* _Given instruction_
Copy out the entries in full and with complete accuracy; pictures are excluded.

((

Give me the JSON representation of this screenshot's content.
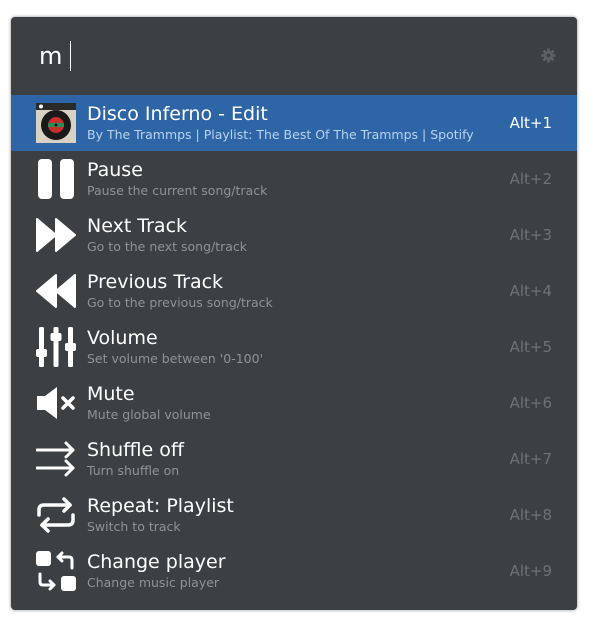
{
  "search": {
    "query": "m"
  },
  "colors": {
    "background": "#3c4042",
    "selected": "#2d65a6",
    "text": "#ffffff",
    "subtext": "#8e9396",
    "shortcut": "#6e7275"
  },
  "results": [
    {
      "icon": "album-art-icon",
      "title": "Disco Inferno - Edit",
      "subtitle": "By The Trammps | Playlist: The Best Of The Trammps | Spotify",
      "shortcut": "Alt+1",
      "selected": true
    },
    {
      "icon": "pause-icon",
      "title": "Pause",
      "subtitle": "Pause the current song/track",
      "shortcut": "Alt+2"
    },
    {
      "icon": "next-track-icon",
      "title": "Next Track",
      "subtitle": "Go to the next song/track",
      "shortcut": "Alt+3"
    },
    {
      "icon": "previous-track-icon",
      "title": "Previous Track",
      "subtitle": "Go to the previous song/track",
      "shortcut": "Alt+4"
    },
    {
      "icon": "volume-sliders-icon",
      "title": "Volume",
      "subtitle": "Set volume between '0-100'",
      "shortcut": "Alt+5"
    },
    {
      "icon": "mute-icon",
      "title": "Mute",
      "subtitle": "Mute global volume",
      "shortcut": "Alt+6"
    },
    {
      "icon": "shuffle-off-icon",
      "title": "Shuffle off",
      "subtitle": "Turn shuffle on",
      "shortcut": "Alt+7"
    },
    {
      "icon": "repeat-icon",
      "title": "Repeat: Playlist",
      "subtitle": "Switch to track",
      "shortcut": "Alt+8"
    },
    {
      "icon": "change-player-icon",
      "title": "Change player",
      "subtitle": "Change music player",
      "shortcut": "Alt+9"
    }
  ]
}
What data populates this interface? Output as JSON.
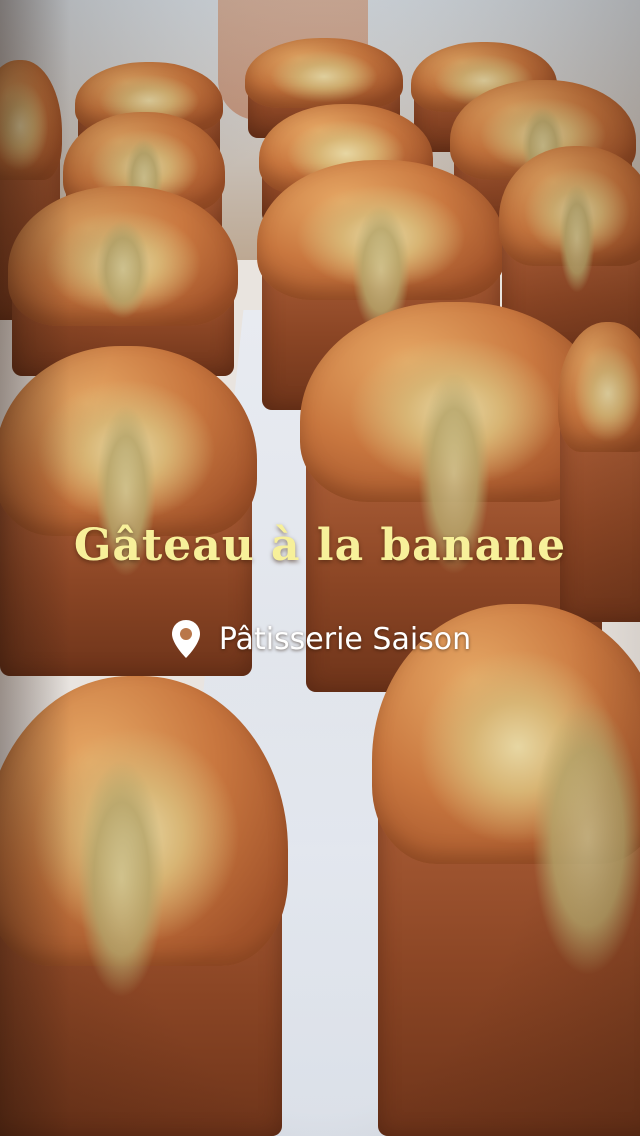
{
  "story": {
    "title": "Gâteau à la banane",
    "location": {
      "icon": "location-pin-icon",
      "label": "Pâtisserie Saison"
    }
  },
  "colors": {
    "title_text": "#f7f09a",
    "location_text": "#ffffff"
  }
}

))

* _Expected answer_
Give me the JSON representation of this screenshot's content.
{
  "search": {
    "query": "m"
  },
  "colors": {
    "background": "#3c4042",
    "selected": "#2d65a6",
    "text": "#ffffff",
    "subtext": "#8e9396",
    "shortcut": "#6e7275"
  },
  "results": [
    {
      "icon": "album-art-icon",
      "title": "Disco Inferno - Edit",
      "subtitle": "By The Trammps | Playlist: The Best Of The Trammps | Spotify",
      "shortcut": "Alt+1",
      "selected": true
    },
    {
      "icon": "pause-icon",
      "title": "Pause",
      "subtitle": "Pause the current song/track",
      "shortcut": "Alt+2"
    },
    {
      "icon": "next-track-icon",
      "title": "Next Track",
      "subtitle": "Go to the next song/track",
      "shortcut": "Alt+3"
    },
    {
      "icon": "previous-track-icon",
      "title": "Previous Track",
      "subtitle": "Go to the previous song/track",
      "shortcut": "Alt+4"
    },
    {
      "icon": "volume-sliders-icon",
      "title": "Volume",
      "subtitle": "Set volume between '0-100'",
      "shortcut": "Alt+5"
    },
    {
      "icon": "mute-icon",
      "title": "Mute",
      "subtitle": "Mute global volume",
      "shortcut": "Alt+6"
    },
    {
      "icon": "shuffle-off-icon",
      "title": "Shuffle off",
      "subtitle": "Turn shuffle on",
      "shortcut": "Alt+7"
    },
    {
      "icon": "repeat-icon",
      "title": "Repeat: Playlist",
      "subtitle": "Switch to track",
      "shortcut": "Alt+8"
    },
    {
      "icon": "change-player-icon",
      "title": "Change player",
      "subtitle": "Change music player",
      "shortcut": "Alt+9"
    }
  ]
}
What data populates this interface? Output as JSON.
{
  "story": {
    "title": "Gâteau à la banane",
    "location": {
      "icon": "location-pin-icon",
      "label": "Pâtisserie Saison"
    }
  },
  "colors": {
    "title_text": "#f7f09a",
    "location_text": "#ffffff"
  }
}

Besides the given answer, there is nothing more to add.